____ ENTRIES SHOWN

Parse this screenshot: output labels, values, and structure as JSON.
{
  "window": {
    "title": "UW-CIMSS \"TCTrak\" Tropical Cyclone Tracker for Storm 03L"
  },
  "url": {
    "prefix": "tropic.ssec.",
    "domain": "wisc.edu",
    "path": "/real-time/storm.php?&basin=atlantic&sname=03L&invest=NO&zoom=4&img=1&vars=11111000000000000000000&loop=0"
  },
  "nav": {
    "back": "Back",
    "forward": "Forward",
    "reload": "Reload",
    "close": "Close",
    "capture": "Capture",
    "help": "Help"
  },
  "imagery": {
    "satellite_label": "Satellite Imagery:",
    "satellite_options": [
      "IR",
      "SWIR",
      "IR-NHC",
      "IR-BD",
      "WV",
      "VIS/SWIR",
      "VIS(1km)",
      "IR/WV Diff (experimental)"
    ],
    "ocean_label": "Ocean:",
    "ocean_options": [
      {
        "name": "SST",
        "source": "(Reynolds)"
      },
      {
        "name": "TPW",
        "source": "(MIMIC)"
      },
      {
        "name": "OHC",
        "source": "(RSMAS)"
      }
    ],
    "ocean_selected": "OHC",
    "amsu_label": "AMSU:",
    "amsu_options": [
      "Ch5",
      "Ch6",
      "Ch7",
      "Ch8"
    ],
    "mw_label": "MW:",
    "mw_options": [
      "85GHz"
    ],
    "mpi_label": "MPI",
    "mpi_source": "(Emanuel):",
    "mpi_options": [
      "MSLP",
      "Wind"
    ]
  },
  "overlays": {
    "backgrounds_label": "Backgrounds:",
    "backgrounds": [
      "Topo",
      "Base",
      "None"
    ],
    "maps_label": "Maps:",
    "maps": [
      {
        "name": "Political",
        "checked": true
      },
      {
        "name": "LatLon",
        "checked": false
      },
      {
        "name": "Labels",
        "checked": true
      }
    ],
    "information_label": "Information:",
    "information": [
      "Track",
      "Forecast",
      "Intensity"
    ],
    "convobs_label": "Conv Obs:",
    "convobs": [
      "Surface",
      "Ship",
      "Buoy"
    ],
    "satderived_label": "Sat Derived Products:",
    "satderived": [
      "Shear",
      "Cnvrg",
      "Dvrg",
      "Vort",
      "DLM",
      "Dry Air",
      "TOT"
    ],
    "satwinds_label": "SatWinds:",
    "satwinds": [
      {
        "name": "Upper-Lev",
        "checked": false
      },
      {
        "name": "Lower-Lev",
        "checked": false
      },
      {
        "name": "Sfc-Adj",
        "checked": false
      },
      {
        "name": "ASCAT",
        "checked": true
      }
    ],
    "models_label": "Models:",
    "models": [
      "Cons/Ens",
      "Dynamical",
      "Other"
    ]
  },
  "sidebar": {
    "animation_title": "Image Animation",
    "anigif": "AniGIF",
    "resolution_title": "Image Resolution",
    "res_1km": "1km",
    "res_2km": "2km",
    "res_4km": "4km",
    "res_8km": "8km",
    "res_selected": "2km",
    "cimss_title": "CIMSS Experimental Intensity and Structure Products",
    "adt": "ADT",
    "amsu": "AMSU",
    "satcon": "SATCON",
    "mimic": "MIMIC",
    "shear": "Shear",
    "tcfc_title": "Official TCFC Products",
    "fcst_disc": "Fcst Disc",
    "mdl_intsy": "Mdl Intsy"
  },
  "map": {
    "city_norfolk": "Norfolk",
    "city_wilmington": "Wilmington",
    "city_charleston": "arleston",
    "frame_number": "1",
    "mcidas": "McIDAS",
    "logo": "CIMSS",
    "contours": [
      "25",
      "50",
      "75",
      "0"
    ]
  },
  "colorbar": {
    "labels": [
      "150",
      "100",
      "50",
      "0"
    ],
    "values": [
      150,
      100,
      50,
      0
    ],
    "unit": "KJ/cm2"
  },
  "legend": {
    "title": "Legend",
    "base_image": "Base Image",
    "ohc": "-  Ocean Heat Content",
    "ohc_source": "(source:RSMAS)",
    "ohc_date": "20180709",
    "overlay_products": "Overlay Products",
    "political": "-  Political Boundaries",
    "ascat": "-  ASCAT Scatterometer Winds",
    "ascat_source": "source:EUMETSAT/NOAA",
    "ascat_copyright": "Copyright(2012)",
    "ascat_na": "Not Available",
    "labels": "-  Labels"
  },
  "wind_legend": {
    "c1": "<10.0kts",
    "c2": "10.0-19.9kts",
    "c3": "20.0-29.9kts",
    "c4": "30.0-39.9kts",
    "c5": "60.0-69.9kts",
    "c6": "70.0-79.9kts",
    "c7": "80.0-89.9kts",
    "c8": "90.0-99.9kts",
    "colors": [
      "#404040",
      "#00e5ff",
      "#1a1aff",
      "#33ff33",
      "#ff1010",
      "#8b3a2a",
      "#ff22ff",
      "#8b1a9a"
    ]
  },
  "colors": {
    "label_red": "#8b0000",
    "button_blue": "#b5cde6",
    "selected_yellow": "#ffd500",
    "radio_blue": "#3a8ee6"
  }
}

________

◆ **WHAT YOU NEED TO DO**: Your task is to reproduce all of the records exactly.

◆ **ANSWER TO THIS PROBLEM**:
Parse this screenshot: output labels, values, and structure as JSON.
{
  "window": {
    "title": "UW-CIMSS \"TCTrak\" Tropical Cyclone Tracker for Storm 03L"
  },
  "url": {
    "prefix": "tropic.ssec.",
    "domain": "wisc.edu",
    "path": "/real-time/storm.php?&basin=atlantic&sname=03L&invest=NO&zoom=4&img=1&vars=11111000000000000000000&loop=0"
  },
  "nav": {
    "back": "Back",
    "forward": "Forward",
    "reload": "Reload",
    "close": "Close",
    "capture": "Capture",
    "help": "Help"
  },
  "imagery": {
    "satellite_label": "Satellite Imagery:",
    "satellite_options": [
      "IR",
      "SWIR",
      "IR-NHC",
      "IR-BD",
      "WV",
      "VIS/SWIR",
      "VIS(1km)",
      "IR/WV Diff (experimental)"
    ],
    "ocean_label": "Ocean:",
    "ocean_options": [
      {
        "name": "SST",
        "source": "(Reynolds)"
      },
      {
        "name": "TPW",
        "source": "(MIMIC)"
      },
      {
        "name": "OHC",
        "source": "(RSMAS)"
      }
    ],
    "ocean_selected": "OHC",
    "amsu_label": "AMSU:",
    "amsu_options": [
      "Ch5",
      "Ch6",
      "Ch7",
      "Ch8"
    ],
    "mw_label": "MW:",
    "mw_options": [
      "85GHz"
    ],
    "mpi_label": "MPI",
    "mpi_source": "(Emanuel):",
    "mpi_options": [
      "MSLP",
      "Wind"
    ]
  },
  "overlays": {
    "backgrounds_label": "Backgrounds:",
    "backgrounds": [
      "Topo",
      "Base",
      "None"
    ],
    "maps_label": "Maps:",
    "maps": [
      {
        "name": "Political",
        "checked": true
      },
      {
        "name": "LatLon",
        "checked": false
      },
      {
        "name": "Labels",
        "checked": true
      }
    ],
    "information_label": "Information:",
    "information": [
      "Track",
      "Forecast",
      "Intensity"
    ],
    "convobs_label": "Conv Obs:",
    "convobs": [
      "Surface",
      "Ship",
      "Buoy"
    ],
    "satderived_label": "Sat Derived Products:",
    "satderived": [
      "Shear",
      "Cnvrg",
      "Dvrg",
      "Vort",
      "DLM",
      "Dry Air",
      "TOT"
    ],
    "satwinds_label": "SatWinds:",
    "satwinds": [
      {
        "name": "Upper-Lev",
        "checked": false
      },
      {
        "name": "Lower-Lev",
        "checked": false
      },
      {
        "name": "Sfc-Adj",
        "checked": false
      },
      {
        "name": "ASCAT",
        "checked": true
      }
    ],
    "models_label": "Models:",
    "models": [
      "Cons/Ens",
      "Dynamical",
      "Other"
    ]
  },
  "sidebar": {
    "animation_title": "Image Animation",
    "anigif": "AniGIF",
    "resolution_title": "Image Resolution",
    "res_1km": "1km",
    "res_2km": "2km",
    "res_4km": "4km",
    "res_8km": "8km",
    "res_selected": "2km",
    "cimss_title": "CIMSS Experimental Intensity and Structure Products",
    "adt": "ADT",
    "amsu": "AMSU",
    "satcon": "SATCON",
    "mimic": "MIMIC",
    "shear": "Shear",
    "tcfc_title": "Official TCFC Products",
    "fcst_disc": "Fcst Disc",
    "mdl_intsy": "Mdl Intsy"
  },
  "map": {
    "city_norfolk": "Norfolk",
    "city_wilmington": "Wilmington",
    "city_charleston": "arleston",
    "frame_number": "1",
    "mcidas": "McIDAS",
    "logo": "CIMSS",
    "contours": [
      "25",
      "50",
      "75",
      "0"
    ]
  },
  "colorbar": {
    "labels": [
      "150",
      "100",
      "50",
      "0"
    ],
    "values": [
      150,
      100,
      50,
      0
    ],
    "unit": "KJ/cm2"
  },
  "legend": {
    "title": "Legend",
    "base_image": "Base Image",
    "ohc": "-  Ocean Heat Content",
    "ohc_source": "(source:RSMAS)",
    "ohc_date": "20180709",
    "overlay_products": "Overlay Products",
    "political": "-  Political Boundaries",
    "ascat": "-  ASCAT Scatterometer Winds",
    "ascat_source": "source:EUMETSAT/NOAA",
    "ascat_copyright": "Copyright(2012)",
    "ascat_na": "Not Available",
    "labels": "-  Labels"
  },
  "wind_legend": {
    "c1": "<10.0kts",
    "c2": "10.0-19.9kts",
    "c3": "20.0-29.9kts",
    "c4": "30.0-39.9kts",
    "c5": "60.0-69.9kts",
    "c6": "70.0-79.9kts",
    "c7": "80.0-89.9kts",
    "c8": "90.0-99.9kts",
    "colors": [
      "#404040",
      "#00e5ff",
      "#1a1aff",
      "#33ff33",
      "#ff1010",
      "#8b3a2a",
      "#ff22ff",
      "#8b1a9a"
    ]
  },
  "colors": {
    "label_red": "#8b0000",
    "button_blue": "#b5cde6",
    "selected_yellow": "#ffd500",
    "radio_blue": "#3a8ee6"
  }
}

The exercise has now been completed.